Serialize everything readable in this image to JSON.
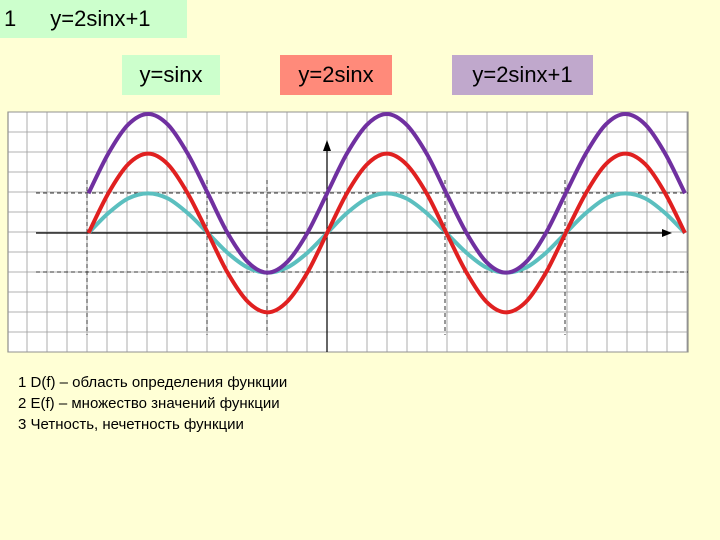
{
  "header": {
    "number": "1",
    "title": "y=2sinx+1"
  },
  "chart_data": {
    "type": "line",
    "x": [
      -6.28,
      -5.76,
      -5.24,
      -4.71,
      -4.19,
      -3.67,
      -3.14,
      -2.62,
      -2.09,
      -1.57,
      -1.05,
      -0.52,
      0,
      0.52,
      1.05,
      1.57,
      2.09,
      2.62,
      3.14,
      3.67,
      4.19,
      4.71,
      5.24,
      5.76,
      6.28,
      6.81,
      7.33,
      7.85,
      8.38,
      8.9,
      9.42
    ],
    "series": [
      {
        "name": "y=sinx",
        "color": "#5bbfbf",
        "values": [
          0,
          0.5,
          0.87,
          1,
          0.87,
          0.5,
          0,
          -0.5,
          -0.87,
          -1,
          -0.87,
          -0.5,
          0,
          0.5,
          0.87,
          1,
          0.87,
          0.5,
          0,
          -0.5,
          -0.87,
          -1,
          -0.87,
          -0.5,
          0,
          0.5,
          0.87,
          1,
          0.87,
          0.5,
          0
        ]
      },
      {
        "name": "y=2sinx",
        "color": "#e02020",
        "values": [
          0,
          1,
          1.73,
          2,
          1.73,
          1,
          0,
          -1,
          -1.73,
          -2,
          -1.73,
          -1,
          0,
          1,
          1.73,
          2,
          1.73,
          1,
          0,
          -1,
          -1.73,
          -2,
          -1.73,
          -1,
          0,
          1,
          1.73,
          2,
          1.73,
          1,
          0
        ]
      },
      {
        "name": "y=2sinx+1",
        "color": "#7030a0",
        "values": [
          1,
          2,
          2.73,
          3,
          2.73,
          2,
          1,
          0,
          -0.73,
          -1,
          -0.73,
          0,
          1,
          2,
          2.73,
          3,
          2.73,
          2,
          1,
          0,
          -0.73,
          -1,
          -0.73,
          0,
          1,
          2,
          2.73,
          3,
          2.73,
          2,
          1
        ]
      }
    ],
    "xlim": [
      -8.4,
      9.5
    ],
    "ylim": [
      -3,
      3.05
    ],
    "grid": true
  },
  "notes": [
    "1 D(f) – область определения функции",
    "2 E(f) – множество значений функции",
    "3 Четность, нечетность функции"
  ]
}
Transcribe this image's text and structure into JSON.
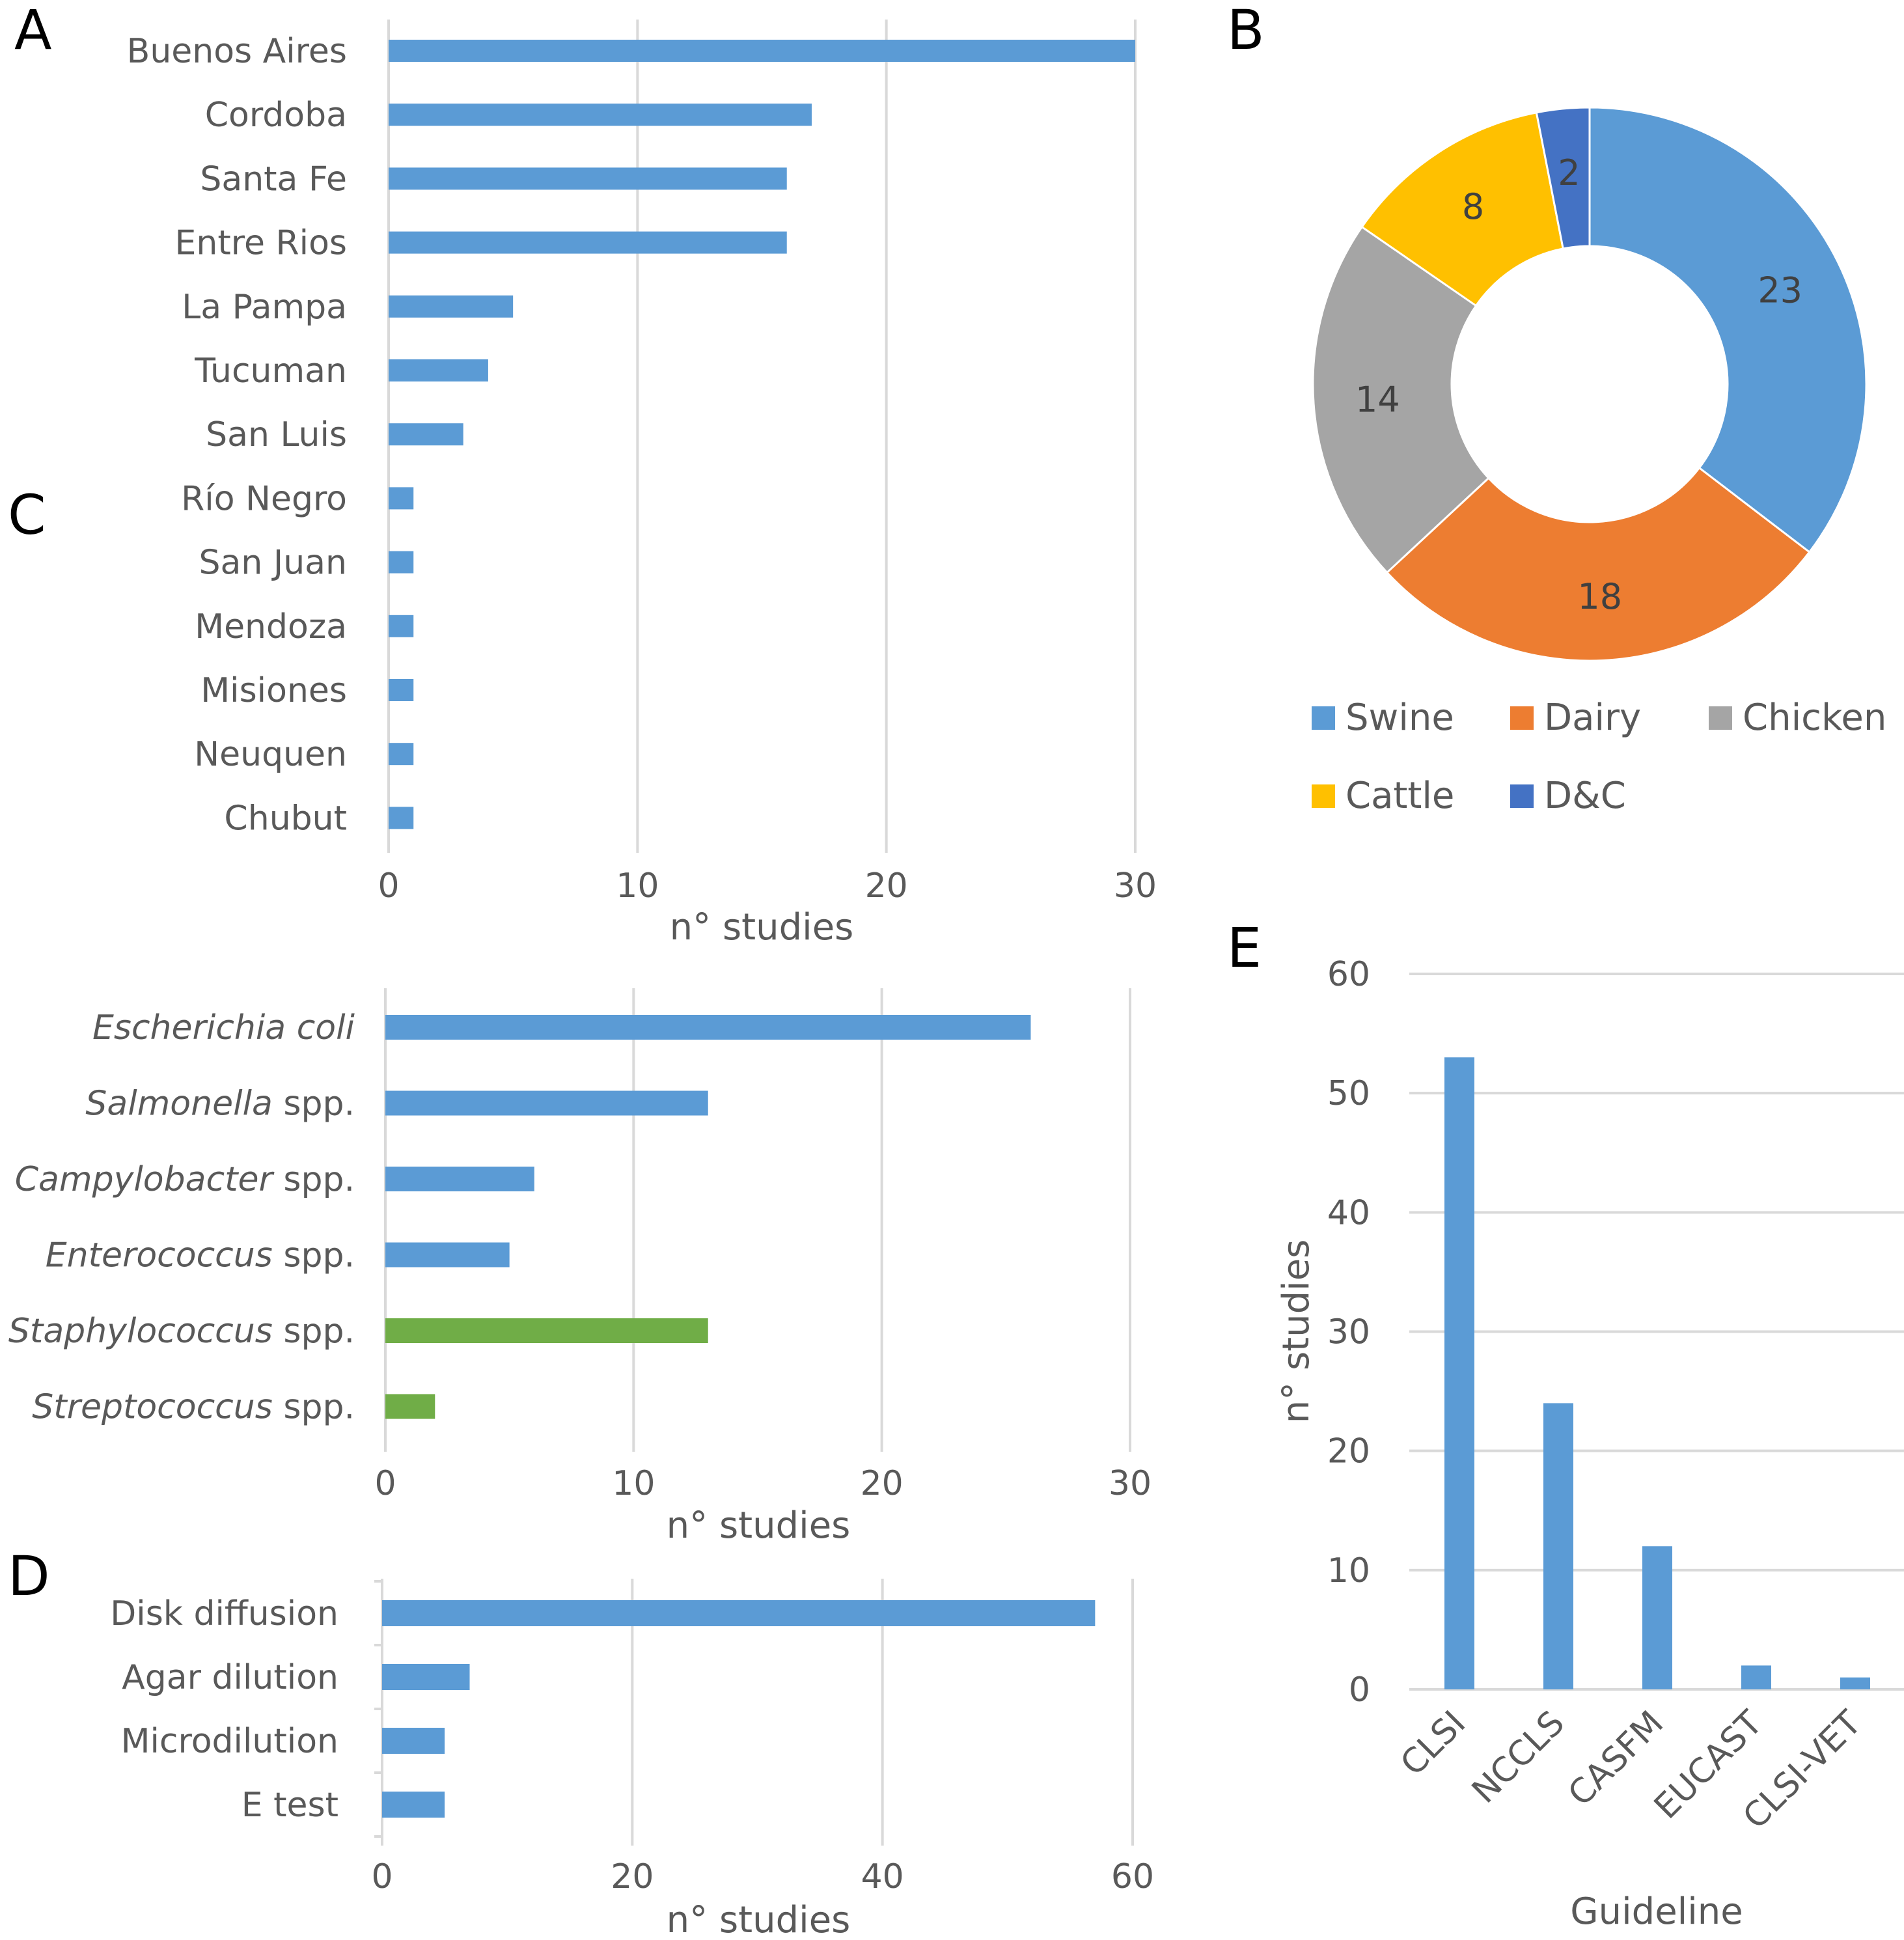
{
  "chart_data": [
    {
      "panel": "A",
      "type": "bar",
      "orientation": "horizontal",
      "categories": [
        "Buenos Aires",
        "Cordoba",
        "Santa Fe",
        "Entre Rios",
        "La Pampa",
        "Tucuman",
        "San Luis",
        "Río Negro",
        "San Juan",
        "Mendoza",
        "Misiones",
        "Neuquen",
        "Chubut"
      ],
      "values": [
        30,
        17,
        16,
        16,
        5,
        4,
        3,
        1,
        1,
        1,
        1,
        1,
        1
      ],
      "xlim": [
        0,
        30
      ],
      "xticks": [
        "0",
        "10",
        "20",
        "30"
      ],
      "xlabel": "n° studies",
      "color": "#5b9bd5"
    },
    {
      "panel": "B",
      "type": "pie",
      "variant": "donut",
      "labels": [
        "Swine",
        "Dairy",
        "Chicken",
        "Cattle",
        "D&C"
      ],
      "values": [
        23,
        18,
        14,
        8,
        2
      ],
      "colors": [
        "#5b9bd5",
        "#ed7d31",
        "#a5a5a5",
        "#ffc000",
        "#4472c4"
      ],
      "legend": "bottom"
    },
    {
      "panel": "C",
      "type": "bar",
      "orientation": "horizontal",
      "categories": [
        {
          "italic": "Escherichia coli",
          "plain": ""
        },
        {
          "italic": "Salmonella",
          "plain": " spp."
        },
        {
          "italic": "Campylobacter",
          "plain": " spp."
        },
        {
          "italic": "Enterococcus",
          "plain": " spp."
        },
        {
          "italic": "Staphylococcus",
          "plain": " spp."
        },
        {
          "italic": "Streptococcus",
          "plain": " spp."
        }
      ],
      "values": [
        26,
        13,
        6,
        5,
        13,
        2
      ],
      "colors": [
        "#5b9bd5",
        "#5b9bd5",
        "#5b9bd5",
        "#5b9bd5",
        "#70ad47",
        "#70ad47"
      ],
      "xlim": [
        0,
        30
      ],
      "xticks": [
        "0",
        "10",
        "20",
        "30"
      ],
      "xlabel": "n° studies"
    },
    {
      "panel": "D",
      "type": "bar",
      "orientation": "horizontal",
      "categories": [
        "Disk diffusion",
        "Agar dilution",
        "Microdilution",
        "E test"
      ],
      "values": [
        57,
        7,
        5,
        5
      ],
      "xlim": [
        0,
        60
      ],
      "xticks": [
        "0",
        "20",
        "40",
        "60"
      ],
      "xlabel": "n° studies",
      "color": "#5b9bd5"
    },
    {
      "panel": "E",
      "type": "bar",
      "orientation": "vertical",
      "categories": [
        "CLSI",
        "NCCLS",
        "CASFM",
        "EUCAST",
        "CLSI-VET"
      ],
      "values": [
        53,
        24,
        12,
        2,
        1
      ],
      "ylim": [
        0,
        60
      ],
      "yticks": [
        "0",
        "10",
        "20",
        "30",
        "40",
        "50",
        "60"
      ],
      "xlabel": "Guideline",
      "ylabel": "n° studies",
      "color": "#5b9bd5"
    }
  ]
}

◆ **TASK REQUIREMENTS**
Output the material word for word, omitting its pictures.

◆ **ANSWER**
Serialize everything readable in this image to JSON.
{
  "header": {
    "number": "1",
    "title": "y=2sinx+1"
  },
  "chart_data": {
    "type": "line",
    "x": [
      -6.28,
      -5.76,
      -5.24,
      -4.71,
      -4.19,
      -3.67,
      -3.14,
      -2.62,
      -2.09,
      -1.57,
      -1.05,
      -0.52,
      0,
      0.52,
      1.05,
      1.57,
      2.09,
      2.62,
      3.14,
      3.67,
      4.19,
      4.71,
      5.24,
      5.76,
      6.28,
      6.81,
      7.33,
      7.85,
      8.38,
      8.9,
      9.42
    ],
    "series": [
      {
        "name": "y=sinx",
        "color": "#5bbfbf",
        "values": [
          0,
          0.5,
          0.87,
          1,
          0.87,
          0.5,
          0,
          -0.5,
          -0.87,
          -1,
          -0.87,
          -0.5,
          0,
          0.5,
          0.87,
          1,
          0.87,
          0.5,
          0,
          -0.5,
          -0.87,
          -1,
          -0.87,
          -0.5,
          0,
          0.5,
          0.87,
          1,
          0.87,
          0.5,
          0
        ]
      },
      {
        "name": "y=2sinx",
        "color": "#e02020",
        "values": [
          0,
          1,
          1.73,
          2,
          1.73,
          1,
          0,
          -1,
          -1.73,
          -2,
          -1.73,
          -1,
          0,
          1,
          1.73,
          2,
          1.73,
          1,
          0,
          -1,
          -1.73,
          -2,
          -1.73,
          -1,
          0,
          1,
          1.73,
          2,
          1.73,
          1,
          0
        ]
      },
      {
        "name": "y=2sinx+1",
        "color": "#7030a0",
        "values": [
          1,
          2,
          2.73,
          3,
          2.73,
          2,
          1,
          0,
          -0.73,
          -1,
          -0.73,
          0,
          1,
          2,
          2.73,
          3,
          2.73,
          2,
          1,
          0,
          -0.73,
          -1,
          -0.73,
          0,
          1,
          2,
          2.73,
          3,
          2.73,
          2,
          1
        ]
      }
    ],
    "xlim": [
      -8.4,
      9.5
    ],
    "ylim": [
      -3,
      3.05
    ],
    "grid": true
  },
  "notes": [
    "1 D(f) – область определения функции",
    "2 E(f) – множество значений функции",
    "3 Четность, нечетность функции"
  ]
}
Transcribe this image's text and structure into JSON.
{
  "chart_data": [
    {
      "panel": "A",
      "type": "bar",
      "orientation": "horizontal",
      "categories": [
        "Buenos Aires",
        "Cordoba",
        "Santa Fe",
        "Entre Rios",
        "La Pampa",
        "Tucuman",
        "San Luis",
        "Río Negro",
        "San Juan",
        "Mendoza",
        "Misiones",
        "Neuquen",
        "Chubut"
      ],
      "values": [
        30,
        17,
        16,
        16,
        5,
        4,
        3,
        1,
        1,
        1,
        1,
        1,
        1
      ],
      "xlim": [
        0,
        30
      ],
      "xticks": [
        "0",
        "10",
        "20",
        "30"
      ],
      "xlabel": "n° studies",
      "color": "#5b9bd5"
    },
    {
      "panel": "B",
      "type": "pie",
      "variant": "donut",
      "labels": [
        "Swine",
        "Dairy",
        "Chicken",
        "Cattle",
        "D&C"
      ],
      "values": [
        23,
        18,
        14,
        8,
        2
      ],
      "colors": [
        "#5b9bd5",
        "#ed7d31",
        "#a5a5a5",
        "#ffc000",
        "#4472c4"
      ],
      "legend": "bottom"
    },
    {
      "panel": "C",
      "type": "bar",
      "orientation": "horizontal",
      "categories": [
        {
          "italic": "Escherichia coli",
          "plain": ""
        },
        {
          "italic": "Salmonella",
          "plain": " spp."
        },
        {
          "italic": "Campylobacter",
          "plain": " spp."
        },
        {
          "italic": "Enterococcus",
          "plain": " spp."
        },
        {
          "italic": "Staphylococcus",
          "plain": " spp."
        },
        {
          "italic": "Streptococcus",
          "plain": " spp."
        }
      ],
      "values": [
        26,
        13,
        6,
        5,
        13,
        2
      ],
      "colors": [
        "#5b9bd5",
        "#5b9bd5",
        "#5b9bd5",
        "#5b9bd5",
        "#70ad47",
        "#70ad47"
      ],
      "xlim": [
        0,
        30
      ],
      "xticks": [
        "0",
        "10",
        "20",
        "30"
      ],
      "xlabel": "n° studies"
    },
    {
      "panel": "D",
      "type": "bar",
      "orientation": "horizontal",
      "categories": [
        "Disk diffusion",
        "Agar dilution",
        "Microdilution",
        "E test"
      ],
      "values": [
        57,
        7,
        5,
        5
      ],
      "xlim": [
        0,
        60
      ],
      "xticks": [
        "0",
        "20",
        "40",
        "60"
      ],
      "xlabel": "n° studies",
      "color": "#5b9bd5"
    },
    {
      "panel": "E",
      "type": "bar",
      "orientation": "vertical",
      "categories": [
        "CLSI",
        "NCCLS",
        "CASFM",
        "EUCAST",
        "CLSI-VET"
      ],
      "values": [
        53,
        24,
        12,
        2,
        1
      ],
      "ylim": [
        0,
        60
      ],
      "yticks": [
        "0",
        "10",
        "20",
        "30",
        "40",
        "50",
        "60"
      ],
      "xlabel": "Guideline",
      "ylabel": "n° studies",
      "color": "#5b9bd5"
    }
  ]
}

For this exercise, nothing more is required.